[Start]
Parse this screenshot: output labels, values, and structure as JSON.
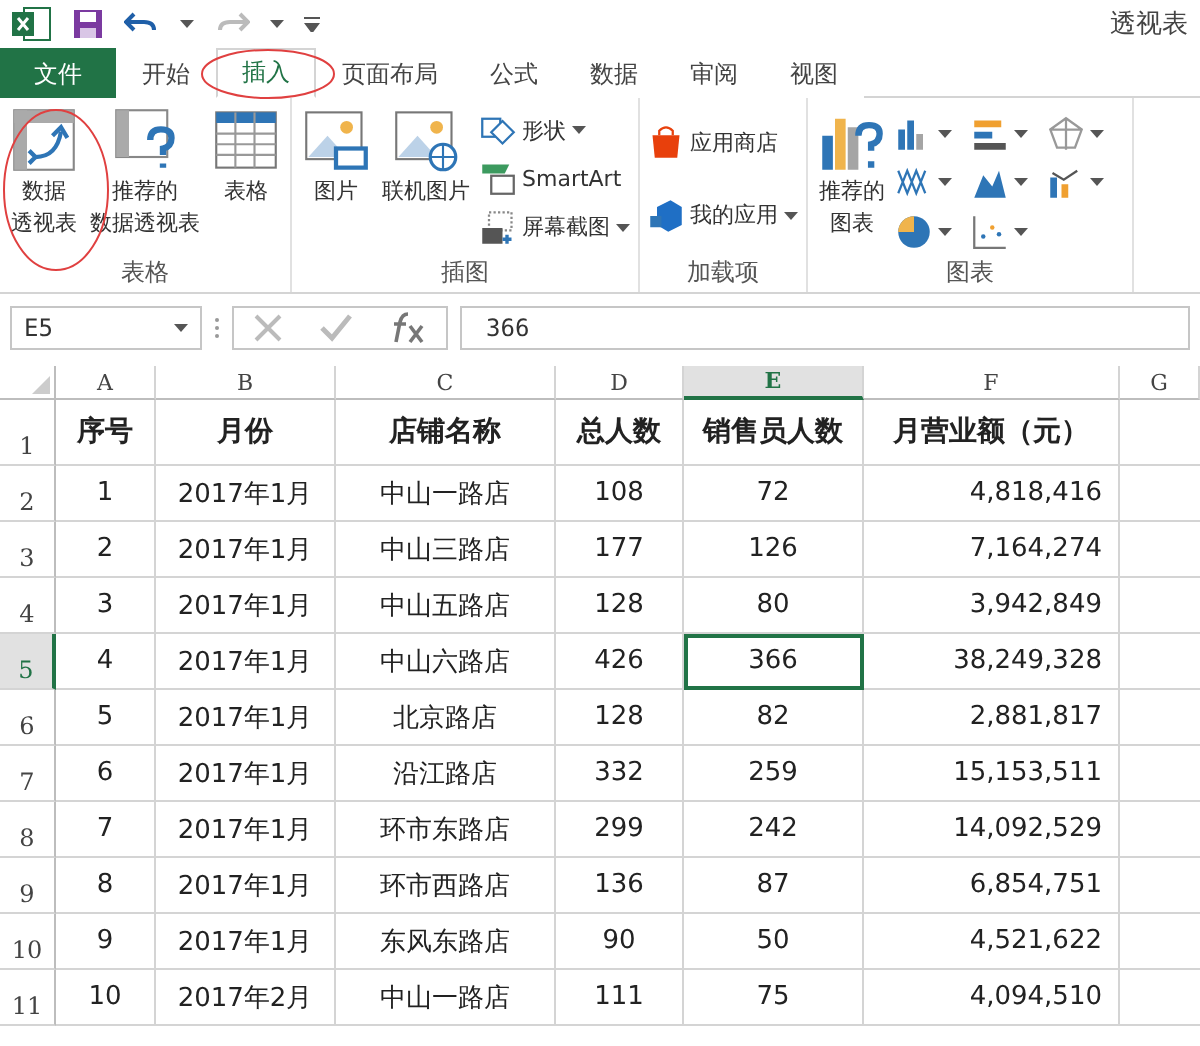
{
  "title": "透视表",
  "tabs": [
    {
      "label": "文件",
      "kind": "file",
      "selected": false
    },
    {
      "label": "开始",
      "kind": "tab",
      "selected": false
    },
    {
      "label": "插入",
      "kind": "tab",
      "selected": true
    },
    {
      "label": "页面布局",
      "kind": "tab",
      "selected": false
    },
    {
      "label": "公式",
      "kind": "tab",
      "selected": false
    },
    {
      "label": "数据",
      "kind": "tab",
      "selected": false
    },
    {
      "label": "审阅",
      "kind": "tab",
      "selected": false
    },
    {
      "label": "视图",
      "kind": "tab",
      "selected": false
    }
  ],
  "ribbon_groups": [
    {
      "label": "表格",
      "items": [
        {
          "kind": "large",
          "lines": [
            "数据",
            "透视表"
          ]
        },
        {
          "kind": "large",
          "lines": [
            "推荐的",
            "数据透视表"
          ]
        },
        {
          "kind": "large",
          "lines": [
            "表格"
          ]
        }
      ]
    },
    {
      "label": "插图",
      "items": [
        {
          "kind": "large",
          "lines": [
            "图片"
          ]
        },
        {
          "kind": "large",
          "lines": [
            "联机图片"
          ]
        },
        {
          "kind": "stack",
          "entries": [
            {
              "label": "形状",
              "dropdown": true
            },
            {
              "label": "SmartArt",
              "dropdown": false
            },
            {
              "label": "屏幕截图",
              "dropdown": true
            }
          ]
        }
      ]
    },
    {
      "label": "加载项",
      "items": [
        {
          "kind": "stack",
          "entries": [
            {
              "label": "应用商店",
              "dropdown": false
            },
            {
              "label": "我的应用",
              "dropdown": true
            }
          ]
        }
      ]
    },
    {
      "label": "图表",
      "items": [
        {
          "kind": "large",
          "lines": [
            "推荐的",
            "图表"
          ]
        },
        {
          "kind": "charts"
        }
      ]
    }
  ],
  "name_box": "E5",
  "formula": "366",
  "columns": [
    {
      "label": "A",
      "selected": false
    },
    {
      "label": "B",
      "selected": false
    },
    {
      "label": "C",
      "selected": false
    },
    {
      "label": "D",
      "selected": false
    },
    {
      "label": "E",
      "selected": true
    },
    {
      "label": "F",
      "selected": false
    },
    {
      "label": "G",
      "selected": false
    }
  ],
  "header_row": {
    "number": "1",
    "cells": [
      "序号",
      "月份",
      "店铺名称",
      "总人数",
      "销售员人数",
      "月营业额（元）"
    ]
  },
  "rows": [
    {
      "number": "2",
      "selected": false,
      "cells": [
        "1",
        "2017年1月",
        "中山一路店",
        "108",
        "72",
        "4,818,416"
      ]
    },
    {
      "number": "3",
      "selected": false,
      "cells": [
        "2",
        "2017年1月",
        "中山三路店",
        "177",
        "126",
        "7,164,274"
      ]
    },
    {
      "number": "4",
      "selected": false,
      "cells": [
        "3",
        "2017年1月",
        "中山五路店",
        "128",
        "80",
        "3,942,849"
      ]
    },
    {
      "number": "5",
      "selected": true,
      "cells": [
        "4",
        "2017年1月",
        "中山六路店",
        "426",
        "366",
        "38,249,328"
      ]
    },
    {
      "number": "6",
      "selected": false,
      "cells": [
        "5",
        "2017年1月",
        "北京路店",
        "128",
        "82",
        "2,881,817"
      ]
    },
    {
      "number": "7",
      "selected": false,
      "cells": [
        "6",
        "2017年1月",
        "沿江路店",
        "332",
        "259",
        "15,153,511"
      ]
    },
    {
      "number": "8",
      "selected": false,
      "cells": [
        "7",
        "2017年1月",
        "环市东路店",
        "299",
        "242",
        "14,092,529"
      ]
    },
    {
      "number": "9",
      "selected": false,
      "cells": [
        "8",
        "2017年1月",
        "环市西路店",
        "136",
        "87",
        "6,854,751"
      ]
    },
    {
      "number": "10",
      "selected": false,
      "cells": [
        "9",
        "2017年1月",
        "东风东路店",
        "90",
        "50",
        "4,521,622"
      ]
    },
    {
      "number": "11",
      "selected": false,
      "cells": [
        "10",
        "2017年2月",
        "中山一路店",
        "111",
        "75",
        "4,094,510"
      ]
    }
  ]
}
[End]
[Start]
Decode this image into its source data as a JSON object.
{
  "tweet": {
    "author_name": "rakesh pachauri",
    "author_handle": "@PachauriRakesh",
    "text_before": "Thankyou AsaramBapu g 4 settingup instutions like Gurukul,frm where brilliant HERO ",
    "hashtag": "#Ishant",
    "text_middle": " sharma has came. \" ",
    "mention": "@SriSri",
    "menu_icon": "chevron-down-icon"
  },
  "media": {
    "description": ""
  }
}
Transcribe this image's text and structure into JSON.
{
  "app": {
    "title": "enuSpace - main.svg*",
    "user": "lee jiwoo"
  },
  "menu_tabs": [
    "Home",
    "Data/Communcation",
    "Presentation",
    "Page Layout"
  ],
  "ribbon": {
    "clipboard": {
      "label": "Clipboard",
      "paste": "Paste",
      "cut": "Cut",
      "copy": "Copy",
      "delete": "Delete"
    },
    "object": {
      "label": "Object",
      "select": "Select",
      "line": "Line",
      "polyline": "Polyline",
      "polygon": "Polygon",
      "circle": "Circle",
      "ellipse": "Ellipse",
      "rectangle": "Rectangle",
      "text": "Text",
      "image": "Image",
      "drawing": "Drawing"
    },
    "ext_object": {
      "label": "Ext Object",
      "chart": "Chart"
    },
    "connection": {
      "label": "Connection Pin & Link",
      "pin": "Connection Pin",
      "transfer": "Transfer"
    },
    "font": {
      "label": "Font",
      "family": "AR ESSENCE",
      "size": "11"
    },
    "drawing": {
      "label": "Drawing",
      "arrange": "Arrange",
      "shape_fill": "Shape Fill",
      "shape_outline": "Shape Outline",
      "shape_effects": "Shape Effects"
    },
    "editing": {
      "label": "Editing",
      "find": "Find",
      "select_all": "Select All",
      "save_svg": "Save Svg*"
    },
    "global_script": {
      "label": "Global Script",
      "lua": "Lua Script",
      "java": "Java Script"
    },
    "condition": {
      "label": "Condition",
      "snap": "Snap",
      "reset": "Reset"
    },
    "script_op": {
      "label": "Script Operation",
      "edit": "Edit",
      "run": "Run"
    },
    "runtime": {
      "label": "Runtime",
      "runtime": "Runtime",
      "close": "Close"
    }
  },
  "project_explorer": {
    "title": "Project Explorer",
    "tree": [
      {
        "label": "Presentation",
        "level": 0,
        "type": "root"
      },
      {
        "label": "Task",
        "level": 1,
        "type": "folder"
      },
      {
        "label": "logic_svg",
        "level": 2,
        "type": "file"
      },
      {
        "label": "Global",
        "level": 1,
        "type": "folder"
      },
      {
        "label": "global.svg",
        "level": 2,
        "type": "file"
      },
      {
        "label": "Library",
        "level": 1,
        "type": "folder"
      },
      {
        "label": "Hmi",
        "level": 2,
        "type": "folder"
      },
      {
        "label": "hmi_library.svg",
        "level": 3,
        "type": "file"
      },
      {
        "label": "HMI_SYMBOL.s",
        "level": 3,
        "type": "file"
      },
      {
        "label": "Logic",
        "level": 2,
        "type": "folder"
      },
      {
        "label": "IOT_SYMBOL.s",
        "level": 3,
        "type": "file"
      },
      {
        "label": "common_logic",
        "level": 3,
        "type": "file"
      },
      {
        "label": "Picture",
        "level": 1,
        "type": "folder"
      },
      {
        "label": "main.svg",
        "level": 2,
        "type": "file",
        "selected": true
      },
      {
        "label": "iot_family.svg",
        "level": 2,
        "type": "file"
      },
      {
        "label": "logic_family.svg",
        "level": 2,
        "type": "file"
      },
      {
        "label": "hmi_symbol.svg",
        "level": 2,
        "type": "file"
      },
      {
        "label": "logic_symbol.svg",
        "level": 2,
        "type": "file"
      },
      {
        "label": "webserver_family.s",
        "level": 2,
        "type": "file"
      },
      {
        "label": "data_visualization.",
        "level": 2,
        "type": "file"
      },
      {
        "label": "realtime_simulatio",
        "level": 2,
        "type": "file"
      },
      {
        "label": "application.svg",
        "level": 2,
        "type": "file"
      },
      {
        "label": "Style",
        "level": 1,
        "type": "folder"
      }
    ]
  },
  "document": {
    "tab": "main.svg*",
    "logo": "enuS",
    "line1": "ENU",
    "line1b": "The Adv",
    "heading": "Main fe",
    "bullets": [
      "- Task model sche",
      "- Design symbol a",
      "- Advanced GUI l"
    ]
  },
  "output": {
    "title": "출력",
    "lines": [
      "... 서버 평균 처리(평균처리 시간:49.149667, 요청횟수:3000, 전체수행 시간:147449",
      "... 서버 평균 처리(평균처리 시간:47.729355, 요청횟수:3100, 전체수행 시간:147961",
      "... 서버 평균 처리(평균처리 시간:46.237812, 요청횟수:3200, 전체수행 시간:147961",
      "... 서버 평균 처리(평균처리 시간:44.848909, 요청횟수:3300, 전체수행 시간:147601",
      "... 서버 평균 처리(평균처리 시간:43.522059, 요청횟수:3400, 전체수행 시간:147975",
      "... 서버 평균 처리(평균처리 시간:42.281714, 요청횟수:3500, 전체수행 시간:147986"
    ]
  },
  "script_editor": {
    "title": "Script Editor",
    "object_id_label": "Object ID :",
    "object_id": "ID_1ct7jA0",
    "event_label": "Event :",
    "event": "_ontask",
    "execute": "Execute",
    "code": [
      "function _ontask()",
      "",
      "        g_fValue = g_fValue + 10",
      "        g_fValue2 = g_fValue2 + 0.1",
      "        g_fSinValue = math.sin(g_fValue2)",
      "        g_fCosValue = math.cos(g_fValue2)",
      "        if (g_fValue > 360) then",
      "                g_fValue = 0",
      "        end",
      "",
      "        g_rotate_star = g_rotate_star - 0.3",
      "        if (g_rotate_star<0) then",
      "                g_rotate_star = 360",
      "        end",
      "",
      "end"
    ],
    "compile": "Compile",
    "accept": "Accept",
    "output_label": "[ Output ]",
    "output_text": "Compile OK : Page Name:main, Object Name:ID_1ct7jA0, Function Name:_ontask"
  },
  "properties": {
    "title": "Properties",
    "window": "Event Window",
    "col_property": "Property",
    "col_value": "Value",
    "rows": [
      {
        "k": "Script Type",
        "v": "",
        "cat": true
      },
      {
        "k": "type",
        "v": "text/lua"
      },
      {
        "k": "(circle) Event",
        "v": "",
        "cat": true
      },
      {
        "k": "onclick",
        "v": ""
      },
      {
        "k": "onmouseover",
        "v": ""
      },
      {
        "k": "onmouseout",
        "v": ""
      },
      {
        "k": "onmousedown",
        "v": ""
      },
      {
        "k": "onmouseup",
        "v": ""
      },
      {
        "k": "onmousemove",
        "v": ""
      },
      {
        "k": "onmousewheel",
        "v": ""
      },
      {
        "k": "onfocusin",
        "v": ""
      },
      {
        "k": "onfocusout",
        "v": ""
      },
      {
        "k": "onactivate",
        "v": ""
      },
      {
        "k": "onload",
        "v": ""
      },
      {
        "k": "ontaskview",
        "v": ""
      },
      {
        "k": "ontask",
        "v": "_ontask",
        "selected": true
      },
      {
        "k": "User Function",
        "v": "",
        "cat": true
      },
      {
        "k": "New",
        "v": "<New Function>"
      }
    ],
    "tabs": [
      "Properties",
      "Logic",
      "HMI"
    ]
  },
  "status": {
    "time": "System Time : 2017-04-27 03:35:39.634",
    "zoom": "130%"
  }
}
[End]
[Start]
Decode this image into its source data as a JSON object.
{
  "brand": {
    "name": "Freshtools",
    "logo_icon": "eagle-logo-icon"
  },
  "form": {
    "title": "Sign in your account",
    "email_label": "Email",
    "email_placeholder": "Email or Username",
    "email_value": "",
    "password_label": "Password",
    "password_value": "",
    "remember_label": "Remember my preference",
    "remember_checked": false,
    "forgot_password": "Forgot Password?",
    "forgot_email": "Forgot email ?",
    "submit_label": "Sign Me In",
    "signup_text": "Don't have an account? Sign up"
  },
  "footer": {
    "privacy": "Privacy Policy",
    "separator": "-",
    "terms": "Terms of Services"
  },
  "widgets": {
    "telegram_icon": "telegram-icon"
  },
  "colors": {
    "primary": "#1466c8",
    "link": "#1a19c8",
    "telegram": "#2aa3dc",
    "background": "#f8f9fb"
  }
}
[End]
* _Exercise requirements_:
Copy in full each line that holds the word "this".

* _Response_:
Parse this screenshot: output labels, values, and structure as JSON.
Decode this image into its source data as a JSON object.
Transcribe this image's text and structure into JSON.
Decode this image into its source data as a JSON object.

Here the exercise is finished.